* Extracted data
>> start
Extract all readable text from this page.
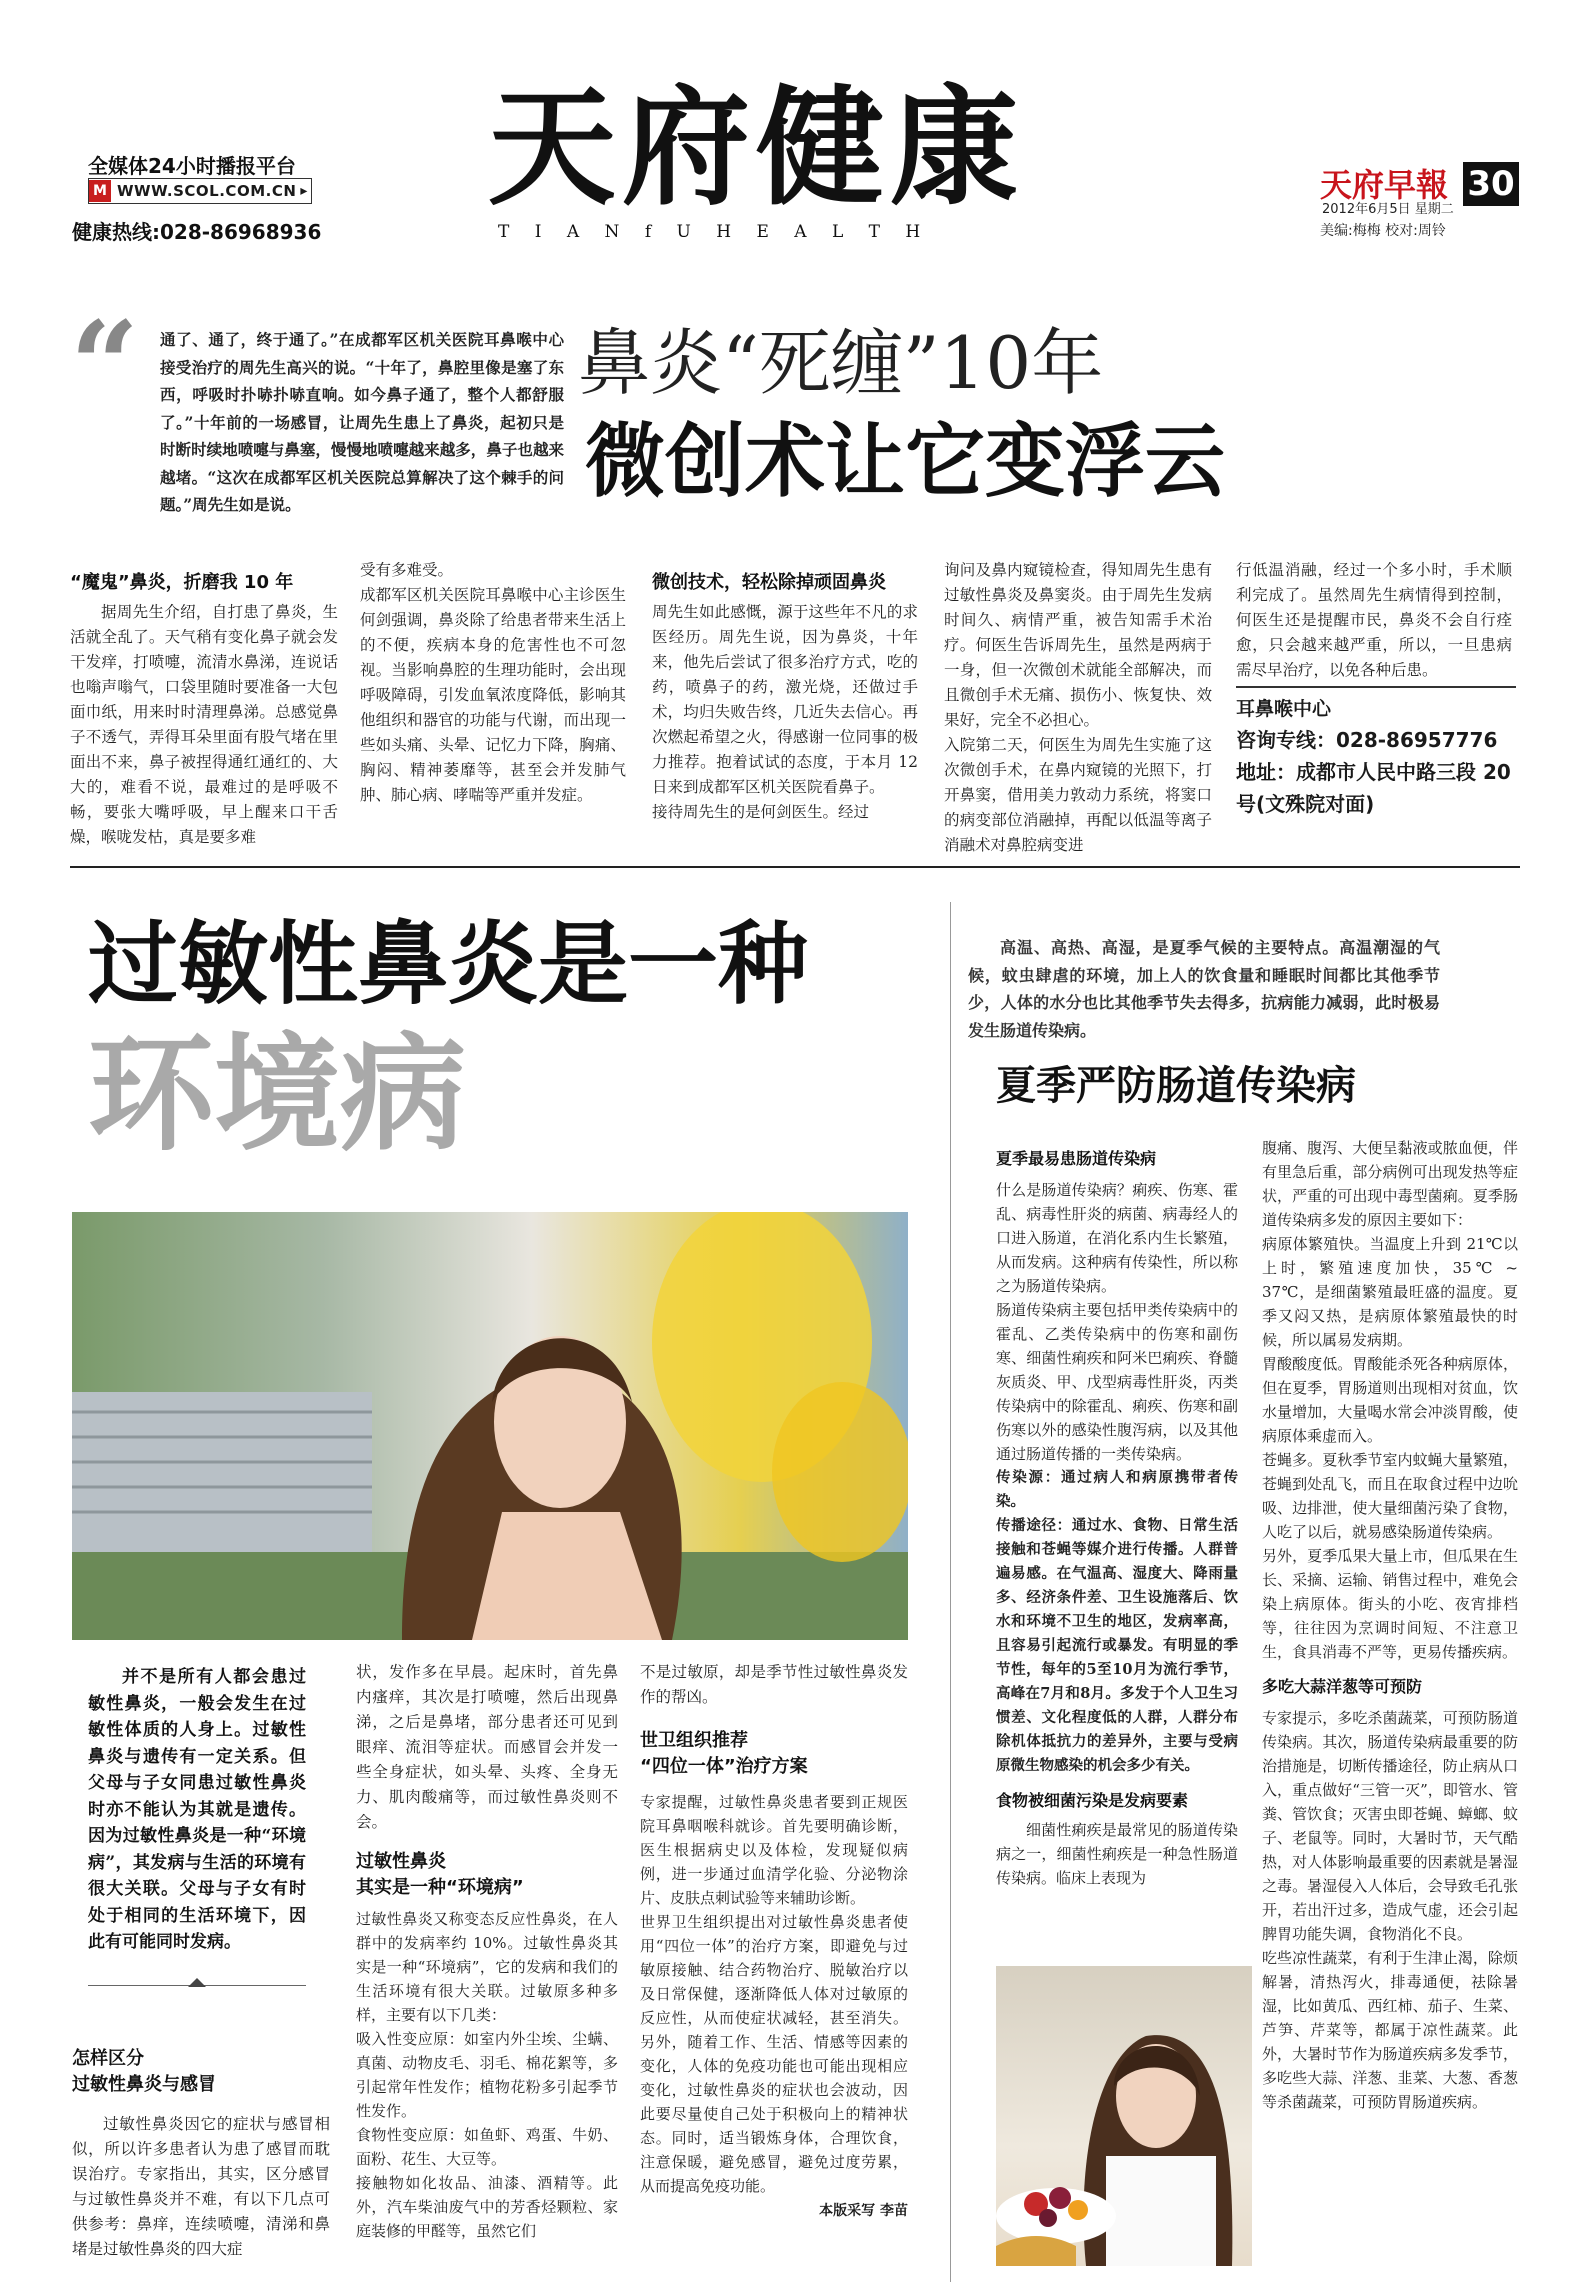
全媒体24小时播报平台
M WWW.SCOL.COM.CN ▸
健康热线:028-86968936
天府健康
T I A N f U H E A L T H
天府早報 30
2012年6月5日 星期二
美编:梅梅 校对:周铃
“ 通了、通了，终于通了。”在成都军区机关医院耳鼻喉中心接受治疗的周先生高兴的说。“十年了，鼻腔里像是塞了东西，呼吸时扑哧扑哧直响。如今鼻子通了，整个人都舒服了。”十年前的一场感冒，让周先生患上了鼻炎，起初只是时断时续地喷嚏与鼻塞，慢慢地喷嚏越来越多，鼻子也越来越堵。“这次在成都军区机关医院总算解决了这个棘手的问题。”周先生如是说。
鼻炎“死缠”10年
微创术让它变浮云
“魔鬼”鼻炎，折磨我 10 年
据周先生介绍，自打患了鼻炎，生活就全乱了。天气稍有变化鼻子就会发干发痒，打喷嚏，流清水鼻涕，连说话也嗡声嗡气，口袋里随时要准备一大包面巾纸，用来时时清理鼻涕。总感觉鼻子不透气，弄得耳朵里面有股气堵在里面出不来，鼻子被捏得通红通红的、大大的，难看不说，最难过的是呼吸不畅，要张大嘴呼吸，早上醒来口干舌燥，喉咙发枯，真是要多难
受有多难受。
成都军区机关医院耳鼻喉中心主诊医生何剑强调，鼻炎除了给患者带来生活上的不便，疾病本身的危害性也不可忽视。当影响鼻腔的生理功能时，会出现呼吸障碍，引发血氧浓度降低，影响其他组织和器官的功能与代谢，而出现一些如头痛、头晕、记忆力下降，胸痛、胸闷、精神萎靡等，甚至会并发肺气肿、肺心病、哮喘等严重并发症。
微创技术，轻松除掉顽固鼻炎
周先生如此感慨，源于这些年不凡的求医经历。周先生说，因为鼻炎，十年来，他先后尝试了很多治疗方式，吃的药，喷鼻子的药，激光烧，还做过手术，均归失败告终，几近失去信心。再次燃起希望之火，得感谢一位同事的极力推荐。抱着试试的态度，于本月 12 日来到成都军区机关医院看鼻子。
接待周先生的是何剑医生。经过
询问及鼻内窥镜检查，得知周先生患有过敏性鼻炎及鼻窦炎。由于周先生发病时间久、病情严重，被告知需手术治疗。何医生告诉周先生，虽然是两病于一身，但一次微创术就能全部解决，而且微创手术无痛、损伤小、恢复快、效果好，完全不必担心。
入院第二天，何医生为周先生实施了这次微创手术，在鼻内窥镜的光照下，打开鼻窦，借用美力敦动力系统，将窦口的病变部位消融掉，再配以低温等离子消融术对鼻腔病变进
行低温消融，经过一个多小时，手术顺利完成了。虽然周先生病情得到控制，何医生还是提醒市民，鼻炎不会自行痊愈，只会越来越严重，所以，一旦患病需尽早治疗，以免各种后患。
耳鼻喉中心
咨询专线：028-86957776
地址：成都市人民中路三段 20 号(文殊院对面)
过敏性鼻炎是一种
环境病
并不是所有人都会患过敏性鼻炎，一般会发生在过敏性体质的人身上。过敏性鼻炎与遗传有一定关系。但父母与子女同患过敏性鼻炎时亦不能认为其就是遗传。因为过敏性鼻炎是一种“环境病”，其发病与生活的环境有很大关联。父母与子女有时处于相同的生活环境下，因此有可能同时发病。
怎样区分
过敏性鼻炎与感冒
过敏性鼻炎因它的症状与感冒相似，所以许多患者认为患了感冒而耽误治疗。专家指出，其实，区分感冒与过敏性鼻炎并不难，有以下几点可供参考：鼻痒，连续喷嚏，清涕和鼻堵是过敏性鼻炎的四大症
状，发作多在早晨。起床时，首先鼻内瘙痒，其次是打喷嚏，然后出现鼻涕，之后是鼻堵，部分患者还可见到眼痒、流泪等症状。而感冒会并发一些全身症状，如头晕、头疼、全身无力、肌肉酸痛等，而过敏性鼻炎则不会。
过敏性鼻炎
其实是一种“环境病”
过敏性鼻炎又称变态反应性鼻炎，在人群中的发病率约 10%。过敏性鼻炎其实是一种“环境病”，它的发病和我们的生活环境有很大关联。过敏原多种多样，主要有以下几类：
吸入性变应原：如室内外尘埃、尘螨、真菌、动物皮毛、羽毛、棉花絮等，多引起常年性发作；植物花粉多引起季节性发作。
食物性变应原：如鱼虾、鸡蛋、牛奶、面粉、花生、大豆等。
接触物如化妆品、油漆、酒精等。此外，汽车柴油废气中的芳香烃颗粒、家庭装修的甲醛等，虽然它们
不是过敏原，却是季节性过敏性鼻炎发作的帮凶。
世卫组织推荐
“四位一体”治疗方案
专家提醒，过敏性鼻炎患者要到正规医院耳鼻咽喉科就诊。首先要明确诊断，医生根据病史以及体检，发现疑似病例，进一步通过血清学化验、分泌物涂片、皮肤点刺试验等来辅助诊断。
世界卫生组织提出对过敏性鼻炎患者使用“四位一体”的治疗方案，即避免与过敏原接触、结合药物治疗、脱敏治疗以及日常保健，逐渐降低人体对过敏原的反应性，从而使症状减轻，甚至消失。另外，随着工作、生活、情感等因素的变化，人体的免疫功能也可能出现相应变化，过敏性鼻炎的症状也会波动，因此要尽量使自己处于积极向上的精神状态。同时，适当锻炼身体，合理饮食，注意保暖，避免感冒，避免过度劳累，从而提高免疫功能。
本版采写 李苗
高温、高热、高湿，是夏季气候的主要特点。高温潮湿的气候，蚊虫肆虐的环境，加上人的饮食量和睡眠时间都比其他季节少，人体的水分也比其他季节失去得多，抗病能力减弱，此时极易发生肠道传染病。
夏季严防肠道传染病
夏季最易患肠道传染病
什么是肠道传染病？痢疾、伤寒、霍乱、病毒性肝炎的病菌、病毒经人的口进入肠道，在消化系内生长繁殖，从而发病。这种病有传染性，所以称之为肠道传染病。
肠道传染病主要包括甲类传染病中的霍乱、乙类传染病中的伤寒和副伤寒、细菌性痢疾和阿米巴痢疾、脊髓灰质炎、甲、戊型病毒性肝炎，丙类传染病中的除霍乱、痢疾、伤寒和副伤寒以外的感染性腹泻病，以及其他通过肠道传播的一类传染病。
传染源：通过病人和病原携带者传染。
传播途径：通过水、食物、日常生活接触和苍蝇等媒介进行传播。人群普遍易感。在气温高、湿度大、降雨量多、经济条件差、卫生设施落后、饮水和环境不卫生的地区，发病率高，且容易引起流行或暴发。有明显的季节性，每年的5至10月为流行季节，高峰在7月和8月。多发于个人卫生习惯差、文化程度低的人群，人群分布除机体抵抗力的差异外，主要与受病原微生物感染的机会多少有关。
食物被细菌污染是发病要素
细菌性痢疾是最常见的肠道传染病之一，细菌性痢疾是一种急性肠道传染病。临床上表现为
腹痛、腹泻、大便呈黏液或脓血便，伴有里急后重，部分病例可出现发热等症状，严重的可出现中毒型菌痢。夏季肠道传染病多发的原因主要如下：
病原体繁殖快。当温度上升到 21℃以上时，繁殖速度加快，35℃ ~ 37℃，是细菌繁殖最旺盛的温度。夏季又闷又热，是病原体繁殖最快的时候，所以属易发病期。
胃酸酸度低。胃酸能杀死各种病原体，但在夏季，胃肠道则出现相对贫血，饮水量增加，大量喝水常会冲淡胃酸，使病原体乘虚而入。
苍蝇多。夏秋季节室内蚊蝇大量繁殖，苍蝇到处乱飞，而且在取食过程中边吮吸、边排泄，使大量细菌污染了食物，人吃了以后，就易感染肠道传染病。
另外，夏季瓜果大量上市，但瓜果在生长、采摘、运输、销售过程中，难免会染上病原体。街头的小吃、夜宵排档等，往往因为烹调时间短、不注意卫生，食具消毒不严等，更易传播疾病。
多吃大蒜洋葱等可预防
专家提示，多吃杀菌蔬菜，可预防肠道传染病。其次，肠道传染病最重要的防治措施是，切断传播途径，防止病从口入，重点做好“三管一灭”，即管水、管粪、管饮食；灭害虫即苍蝇、蟑螂、蚊子、老鼠等。同时，大暑时节，天气酷热，对人体影响最重要的因素就是暑湿之毒。暑湿侵入人体后，会导致毛孔张开，若出汗过多，造成气虚，还会引起脾胃功能失调，食物消化不良。
吃些凉性蔬菜，有利于生津止渴，除烦解暑，清热泻火，排毒通便，祛除暑湿，比如黄瓜、西红柿、茄子、生菜、芦笋、芹菜等，都属于凉性蔬菜。此外，大暑时节作为肠道疾病多发季节，多吃些大蒜、洋葱、韭菜、大葱、香葱等杀菌蔬菜，可预防胃肠道疾病。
>> end
* Exercise
Look for lines containing the string "四位一体" and copy them all.

* Result of the exercise
“四位一体”治疗方案
世界卫生组织提出对过敏性鼻炎患者使用“四位一体”的治疗方案，即避免与过敏原接触、结合药物治疗、脱敏治疗以及日常保健，逐渐降低人体对过敏原的反应性，从而使症状减轻，甚至消失。另外，随着工作、生活、情感等因素的变化，人体的免疫功能也可能出现相应变化，过敏性鼻炎的症状也会波动，因此要尽量使自己处于积极向上的精神状态。同时，适当锻炼身体，合理饮食，注意保暖，避免感冒，避免过度劳累，从而提高免疫功能。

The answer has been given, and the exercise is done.